- MATERIAL FOR THE TASK:
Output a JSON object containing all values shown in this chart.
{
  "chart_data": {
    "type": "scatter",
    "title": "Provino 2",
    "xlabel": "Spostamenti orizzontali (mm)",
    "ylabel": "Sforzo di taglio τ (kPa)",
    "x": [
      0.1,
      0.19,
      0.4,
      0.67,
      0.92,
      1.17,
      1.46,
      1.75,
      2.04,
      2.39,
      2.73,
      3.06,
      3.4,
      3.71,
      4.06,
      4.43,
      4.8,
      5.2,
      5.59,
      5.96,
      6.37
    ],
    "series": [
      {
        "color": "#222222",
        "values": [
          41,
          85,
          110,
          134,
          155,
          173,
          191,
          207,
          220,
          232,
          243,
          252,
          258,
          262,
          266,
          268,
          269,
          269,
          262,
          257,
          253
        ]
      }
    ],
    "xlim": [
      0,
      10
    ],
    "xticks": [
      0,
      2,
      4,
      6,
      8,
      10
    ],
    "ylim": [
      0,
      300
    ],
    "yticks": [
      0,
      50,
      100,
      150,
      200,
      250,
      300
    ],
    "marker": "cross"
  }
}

- GIVEN INSTRUCTION: Retype the records that precede this task, keeping them exactly the same.

- ANSWER:
Output a JSON object containing all values shown in this chart.
{
  "chart_data": {
    "type": "scatter",
    "title": "Provino 2",
    "xlabel": "Spostamenti orizzontali (mm)",
    "ylabel": "Sforzo di taglio τ (kPa)",
    "x": [
      0.1,
      0.19,
      0.4,
      0.67,
      0.92,
      1.17,
      1.46,
      1.75,
      2.04,
      2.39,
      2.73,
      3.06,
      3.4,
      3.71,
      4.06,
      4.43,
      4.8,
      5.2,
      5.59,
      5.96,
      6.37
    ],
    "series": [
      {
        "color": "#222222",
        "values": [
          41,
          85,
          110,
          134,
          155,
          173,
          191,
          207,
          220,
          232,
          243,
          252,
          258,
          262,
          266,
          268,
          269,
          269,
          262,
          257,
          253
        ]
      }
    ],
    "xlim": [
      0,
      10
    ],
    "xticks": [
      0,
      2,
      4,
      6,
      8,
      10
    ],
    "ylim": [
      0,
      300
    ],
    "yticks": [
      0,
      50,
      100,
      150,
      200,
      250,
      300
    ],
    "marker": "cross"
  }
}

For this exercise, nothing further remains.